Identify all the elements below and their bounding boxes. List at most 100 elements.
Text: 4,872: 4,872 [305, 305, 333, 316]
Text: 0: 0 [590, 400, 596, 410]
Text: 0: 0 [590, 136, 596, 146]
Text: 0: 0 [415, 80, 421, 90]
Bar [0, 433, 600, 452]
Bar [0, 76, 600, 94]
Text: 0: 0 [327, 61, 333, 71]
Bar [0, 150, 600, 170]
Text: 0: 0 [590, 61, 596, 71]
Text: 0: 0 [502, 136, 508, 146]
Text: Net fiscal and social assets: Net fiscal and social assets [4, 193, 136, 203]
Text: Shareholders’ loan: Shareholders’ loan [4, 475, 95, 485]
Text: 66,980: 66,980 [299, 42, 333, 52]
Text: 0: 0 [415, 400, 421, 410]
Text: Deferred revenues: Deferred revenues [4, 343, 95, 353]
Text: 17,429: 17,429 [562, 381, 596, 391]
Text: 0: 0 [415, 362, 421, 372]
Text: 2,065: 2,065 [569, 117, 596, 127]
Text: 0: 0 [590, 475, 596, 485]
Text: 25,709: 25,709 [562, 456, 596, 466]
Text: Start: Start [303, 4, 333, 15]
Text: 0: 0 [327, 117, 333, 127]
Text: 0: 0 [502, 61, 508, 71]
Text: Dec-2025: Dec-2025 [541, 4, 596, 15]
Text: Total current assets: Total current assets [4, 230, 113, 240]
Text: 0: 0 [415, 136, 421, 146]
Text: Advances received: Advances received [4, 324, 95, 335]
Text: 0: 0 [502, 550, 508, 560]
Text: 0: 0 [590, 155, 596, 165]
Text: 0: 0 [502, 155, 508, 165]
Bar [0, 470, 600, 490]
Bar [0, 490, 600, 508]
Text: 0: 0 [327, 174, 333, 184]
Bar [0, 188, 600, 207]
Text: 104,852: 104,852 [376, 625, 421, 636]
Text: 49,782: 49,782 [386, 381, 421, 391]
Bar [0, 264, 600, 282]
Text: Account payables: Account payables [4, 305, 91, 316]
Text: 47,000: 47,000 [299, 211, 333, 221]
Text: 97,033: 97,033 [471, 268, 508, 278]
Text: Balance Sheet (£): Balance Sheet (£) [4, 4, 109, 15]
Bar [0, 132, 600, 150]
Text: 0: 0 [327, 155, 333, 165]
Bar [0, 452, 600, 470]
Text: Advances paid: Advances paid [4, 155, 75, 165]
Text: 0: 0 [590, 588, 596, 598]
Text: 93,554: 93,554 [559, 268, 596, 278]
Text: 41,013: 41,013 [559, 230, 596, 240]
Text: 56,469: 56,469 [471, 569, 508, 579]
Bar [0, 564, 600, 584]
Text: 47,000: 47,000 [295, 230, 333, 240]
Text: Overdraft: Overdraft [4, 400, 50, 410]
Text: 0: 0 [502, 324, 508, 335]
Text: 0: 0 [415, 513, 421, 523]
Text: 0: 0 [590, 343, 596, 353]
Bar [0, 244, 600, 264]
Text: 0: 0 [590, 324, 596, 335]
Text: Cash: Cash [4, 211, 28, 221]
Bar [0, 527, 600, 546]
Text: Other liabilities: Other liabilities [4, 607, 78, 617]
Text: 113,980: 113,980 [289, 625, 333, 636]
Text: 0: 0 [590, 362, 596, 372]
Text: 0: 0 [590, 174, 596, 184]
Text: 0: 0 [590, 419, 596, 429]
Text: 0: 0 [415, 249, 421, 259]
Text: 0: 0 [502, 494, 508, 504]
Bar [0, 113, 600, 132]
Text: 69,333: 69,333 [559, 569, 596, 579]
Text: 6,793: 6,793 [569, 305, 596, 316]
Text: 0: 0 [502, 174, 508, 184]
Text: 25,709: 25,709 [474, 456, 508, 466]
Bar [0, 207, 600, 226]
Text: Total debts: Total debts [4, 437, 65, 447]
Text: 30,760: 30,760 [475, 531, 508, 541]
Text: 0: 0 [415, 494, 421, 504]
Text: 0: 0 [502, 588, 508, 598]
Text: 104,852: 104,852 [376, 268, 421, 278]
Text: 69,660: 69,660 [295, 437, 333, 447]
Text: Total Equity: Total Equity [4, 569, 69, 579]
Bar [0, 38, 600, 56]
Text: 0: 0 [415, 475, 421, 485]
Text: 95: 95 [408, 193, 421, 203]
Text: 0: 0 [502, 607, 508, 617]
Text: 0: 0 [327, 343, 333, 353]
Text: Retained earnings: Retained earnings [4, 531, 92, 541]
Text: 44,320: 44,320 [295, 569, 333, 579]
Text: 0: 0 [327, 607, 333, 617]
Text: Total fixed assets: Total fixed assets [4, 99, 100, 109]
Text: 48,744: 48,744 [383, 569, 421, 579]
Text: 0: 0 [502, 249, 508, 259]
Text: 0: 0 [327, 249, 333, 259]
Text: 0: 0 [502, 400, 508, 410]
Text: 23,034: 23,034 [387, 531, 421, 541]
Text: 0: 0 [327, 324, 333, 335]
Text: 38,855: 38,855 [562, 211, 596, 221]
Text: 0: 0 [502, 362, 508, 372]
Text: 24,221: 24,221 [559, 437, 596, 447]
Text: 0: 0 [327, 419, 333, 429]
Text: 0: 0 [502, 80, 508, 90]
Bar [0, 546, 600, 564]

§ **DIRECTIONS**:
Write out the data above again, replacing "Deferred revenues" with "Deferred income" everywhere it appears and leaving everything else the same.

§ **EXERCISE ANSWER**:
Identify all the elements below and their bounding boxes. List at most 100 elements.
Text: 4,872: 4,872 [305, 305, 333, 316]
Text: 0: 0 [590, 400, 596, 410]
Text: 0: 0 [590, 136, 596, 146]
Text: 0: 0 [415, 80, 421, 90]
Bar [0, 433, 600, 452]
Bar [0, 76, 600, 94]
Text: 0: 0 [327, 61, 333, 71]
Bar [0, 150, 600, 170]
Text: 0: 0 [590, 61, 596, 71]
Text: 0: 0 [502, 136, 508, 146]
Text: Net fiscal and social assets: Net fiscal and social assets [4, 193, 136, 203]
Text: Shareholders’ loan: Shareholders’ loan [4, 475, 95, 485]
Text: 66,980: 66,980 [299, 42, 333, 52]
Text: 0: 0 [415, 400, 421, 410]
Text: Deferred income: Deferred income [4, 343, 95, 353]
Text: 17,429: 17,429 [562, 381, 596, 391]
Text: 0: 0 [415, 362, 421, 372]
Text: 2,065: 2,065 [569, 117, 596, 127]
Text: 0: 0 [590, 475, 596, 485]
Text: 25,709: 25,709 [562, 456, 596, 466]
Text: Start: Start [303, 4, 333, 15]
Text: 0: 0 [327, 117, 333, 127]
Text: 0: 0 [502, 61, 508, 71]
Text: Dec-2025: Dec-2025 [541, 4, 596, 15]
Text: Total current assets: Total current assets [4, 230, 113, 240]
Text: 0: 0 [415, 136, 421, 146]
Text: Advances received: Advances received [4, 324, 95, 335]
Text: 0: 0 [502, 550, 508, 560]
Text: 0: 0 [590, 155, 596, 165]
Text: 0: 0 [502, 155, 508, 165]
Bar [0, 470, 600, 490]
Bar [0, 490, 600, 508]
Text: 0: 0 [327, 174, 333, 184]
Bar [0, 188, 600, 207]
Text: 104,852: 104,852 [376, 625, 421, 636]
Text: 49,782: 49,782 [386, 381, 421, 391]
Bar [0, 264, 600, 282]
Text: Account payables: Account payables [4, 305, 91, 316]
Text: 47,000: 47,000 [299, 211, 333, 221]
Text: 97,033: 97,033 [471, 268, 508, 278]
Text: Balance Sheet (£): Balance Sheet (£) [4, 4, 109, 15]
Bar [0, 132, 600, 150]
Text: 0: 0 [327, 155, 333, 165]
Bar [0, 452, 600, 470]
Text: Advances paid: Advances paid [4, 155, 75, 165]
Text: 0: 0 [590, 588, 596, 598]
Text: 93,554: 93,554 [559, 268, 596, 278]
Text: 41,013: 41,013 [559, 230, 596, 240]
Text: 56,469: 56,469 [471, 569, 508, 579]
Bar [0, 564, 600, 584]
Text: 47,000: 47,000 [295, 230, 333, 240]
Text: Overdraft: Overdraft [4, 400, 50, 410]
Text: 0: 0 [502, 324, 508, 335]
Text: 0: 0 [415, 513, 421, 523]
Text: 0: 0 [590, 343, 596, 353]
Bar [0, 244, 600, 264]
Text: 0: 0 [590, 324, 596, 335]
Text: Cash: Cash [4, 211, 28, 221]
Bar [0, 527, 600, 546]
Text: Other liabilities: Other liabilities [4, 607, 78, 617]
Text: 113,980: 113,980 [289, 625, 333, 636]
Text: 0: 0 [590, 362, 596, 372]
Text: 0: 0 [590, 174, 596, 184]
Text: 0: 0 [590, 419, 596, 429]
Text: 0: 0 [415, 249, 421, 259]
Text: 0: 0 [502, 494, 508, 504]
Bar [0, 113, 600, 132]
Text: 69,333: 69,333 [559, 569, 596, 579]
Text: 6,793: 6,793 [569, 305, 596, 316]
Text: 0: 0 [502, 174, 508, 184]
Text: 25,709: 25,709 [474, 456, 508, 466]
Bar [0, 207, 600, 226]
Text: Total debts: Total debts [4, 437, 65, 447]
Text: 30,760: 30,760 [475, 531, 508, 541]
Text: 0: 0 [415, 494, 421, 504]
Text: 0: 0 [502, 588, 508, 598]
Text: 104,852: 104,852 [376, 268, 421, 278]
Text: 69,660: 69,660 [295, 437, 333, 447]
Text: Total Equity: Total Equity [4, 569, 69, 579]
Bar [0, 38, 600, 56]
Text: 0: 0 [415, 475, 421, 485]
Text: 95: 95 [408, 193, 421, 203]
Text: 0: 0 [502, 607, 508, 617]
Text: 0: 0 [327, 343, 333, 353]
Text: Retained earnings: Retained earnings [4, 531, 92, 541]
Text: 44,320: 44,320 [295, 569, 333, 579]
Text: 0: 0 [327, 607, 333, 617]
Text: Total fixed assets: Total fixed assets [4, 99, 100, 109]
Text: 48,744: 48,744 [383, 569, 421, 579]
Text: 0: 0 [502, 249, 508, 259]
Text: 0: 0 [327, 249, 333, 259]
Text: 0: 0 [502, 400, 508, 410]
Text: 23,034: 23,034 [387, 531, 421, 541]
Text: 0: 0 [327, 324, 333, 335]
Text: 38,855: 38,855 [562, 211, 596, 221]
Text: 0: 0 [502, 362, 508, 372]
Text: 24,221: 24,221 [559, 437, 596, 447]
Text: 0: 0 [327, 419, 333, 429]
Text: 0: 0 [502, 80, 508, 90]
Bar [0, 546, 600, 564]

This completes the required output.